■ Work to complete ■
Output the data that follows exactly, line for line.

■ Given records ■
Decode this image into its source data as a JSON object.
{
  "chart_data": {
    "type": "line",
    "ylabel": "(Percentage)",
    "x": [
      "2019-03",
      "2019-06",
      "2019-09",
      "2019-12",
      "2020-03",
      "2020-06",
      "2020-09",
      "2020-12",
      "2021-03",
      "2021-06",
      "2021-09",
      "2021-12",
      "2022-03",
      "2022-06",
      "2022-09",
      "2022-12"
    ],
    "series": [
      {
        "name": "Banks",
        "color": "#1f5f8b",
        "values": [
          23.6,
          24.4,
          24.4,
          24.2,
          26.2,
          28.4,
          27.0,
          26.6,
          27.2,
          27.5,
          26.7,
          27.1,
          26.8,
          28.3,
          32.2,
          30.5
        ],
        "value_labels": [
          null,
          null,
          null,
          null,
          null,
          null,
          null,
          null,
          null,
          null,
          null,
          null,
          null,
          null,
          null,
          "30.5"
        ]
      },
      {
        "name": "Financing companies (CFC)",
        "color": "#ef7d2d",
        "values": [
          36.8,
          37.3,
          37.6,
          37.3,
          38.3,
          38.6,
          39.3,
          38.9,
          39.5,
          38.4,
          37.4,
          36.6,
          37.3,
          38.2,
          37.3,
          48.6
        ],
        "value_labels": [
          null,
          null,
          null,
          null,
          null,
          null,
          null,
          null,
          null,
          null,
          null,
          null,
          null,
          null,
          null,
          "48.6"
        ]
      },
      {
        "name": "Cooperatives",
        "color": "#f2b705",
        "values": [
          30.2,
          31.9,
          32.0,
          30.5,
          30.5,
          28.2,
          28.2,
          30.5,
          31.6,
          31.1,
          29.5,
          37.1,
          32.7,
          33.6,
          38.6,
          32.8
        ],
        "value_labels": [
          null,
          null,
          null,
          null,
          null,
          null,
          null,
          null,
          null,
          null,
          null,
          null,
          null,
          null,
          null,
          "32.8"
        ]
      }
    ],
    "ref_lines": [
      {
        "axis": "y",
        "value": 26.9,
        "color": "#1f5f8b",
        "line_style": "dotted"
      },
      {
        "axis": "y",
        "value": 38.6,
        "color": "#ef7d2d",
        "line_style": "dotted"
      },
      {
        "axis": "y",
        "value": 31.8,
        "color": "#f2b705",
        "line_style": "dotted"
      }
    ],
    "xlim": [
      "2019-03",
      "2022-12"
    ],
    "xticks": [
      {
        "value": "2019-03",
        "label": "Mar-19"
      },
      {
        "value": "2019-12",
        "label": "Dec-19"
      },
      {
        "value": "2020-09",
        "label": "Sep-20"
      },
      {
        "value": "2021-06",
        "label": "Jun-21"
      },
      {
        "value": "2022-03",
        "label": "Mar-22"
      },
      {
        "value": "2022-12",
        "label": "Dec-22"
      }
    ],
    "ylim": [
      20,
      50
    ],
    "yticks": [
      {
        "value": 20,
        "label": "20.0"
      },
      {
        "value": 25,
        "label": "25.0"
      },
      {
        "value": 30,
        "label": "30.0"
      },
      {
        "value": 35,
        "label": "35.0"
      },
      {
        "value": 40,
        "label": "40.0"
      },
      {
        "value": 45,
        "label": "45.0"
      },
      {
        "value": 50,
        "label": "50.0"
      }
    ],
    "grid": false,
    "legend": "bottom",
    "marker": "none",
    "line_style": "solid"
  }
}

■ Complete answer ■
Decode this image into its source data as a JSON object.
{
  "chart_data": {
    "type": "line",
    "ylabel": "(Percentage)",
    "x": [
      "2019-03",
      "2019-06",
      "2019-09",
      "2019-12",
      "2020-03",
      "2020-06",
      "2020-09",
      "2020-12",
      "2021-03",
      "2021-06",
      "2021-09",
      "2021-12",
      "2022-03",
      "2022-06",
      "2022-09",
      "2022-12"
    ],
    "series": [
      {
        "name": "Banks",
        "color": "#1f5f8b",
        "values": [
          23.6,
          24.4,
          24.4,
          24.2,
          26.2,
          28.4,
          27.0,
          26.6,
          27.2,
          27.5,
          26.7,
          27.1,
          26.8,
          28.3,
          32.2,
          30.5
        ],
        "value_labels": [
          null,
          null,
          null,
          null,
          null,
          null,
          null,
          null,
          null,
          null,
          null,
          null,
          null,
          null,
          null,
          "30.5"
        ]
      },
      {
        "name": "Financing companies (CFC)",
        "color": "#ef7d2d",
        "values": [
          36.8,
          37.3,
          37.6,
          37.3,
          38.3,
          38.6,
          39.3,
          38.9,
          39.5,
          38.4,
          37.4,
          36.6,
          37.3,
          38.2,
          37.3,
          48.6
        ],
        "value_labels": [
          null,
          null,
          null,
          null,
          null,
          null,
          null,
          null,
          null,
          null,
          null,
          null,
          null,
          null,
          null,
          "48.6"
        ]
      },
      {
        "name": "Cooperatives",
        "color": "#f2b705",
        "values": [
          30.2,
          31.9,
          32.0,
          30.5,
          30.5,
          28.2,
          28.2,
          30.5,
          31.6,
          31.1,
          29.5,
          37.1,
          32.7,
          33.6,
          38.6,
          32.8
        ],
        "value_labels": [
          null,
          null,
          null,
          null,
          null,
          null,
          null,
          null,
          null,
          null,
          null,
          null,
          null,
          null,
          null,
          "32.8"
        ]
      }
    ],
    "ref_lines": [
      {
        "axis": "y",
        "value": 26.9,
        "color": "#1f5f8b",
        "line_style": "dotted"
      },
      {
        "axis": "y",
        "value": 38.6,
        "color": "#ef7d2d",
        "line_style": "dotted"
      },
      {
        "axis": "y",
        "value": 31.8,
        "color": "#f2b705",
        "line_style": "dotted"
      }
    ],
    "xlim": [
      "2019-03",
      "2022-12"
    ],
    "xticks": [
      {
        "value": "2019-03",
        "label": "Mar-19"
      },
      {
        "value": "2019-12",
        "label": "Dec-19"
      },
      {
        "value": "2020-09",
        "label": "Sep-20"
      },
      {
        "value": "2021-06",
        "label": "Jun-21"
      },
      {
        "value": "2022-03",
        "label": "Mar-22"
      },
      {
        "value": "2022-12",
        "label": "Dec-22"
      }
    ],
    "ylim": [
      20,
      50
    ],
    "yticks": [
      {
        "value": 20,
        "label": "20.0"
      },
      {
        "value": 25,
        "label": "25.0"
      },
      {
        "value": 30,
        "label": "30.0"
      },
      {
        "value": 35,
        "label": "35.0"
      },
      {
        "value": 40,
        "label": "40.0"
      },
      {
        "value": 45,
        "label": "45.0"
      },
      {
        "value": 50,
        "label": "50.0"
      }
    ],
    "grid": false,
    "legend": "bottom",
    "marker": "none",
    "line_style": "solid"
  }
}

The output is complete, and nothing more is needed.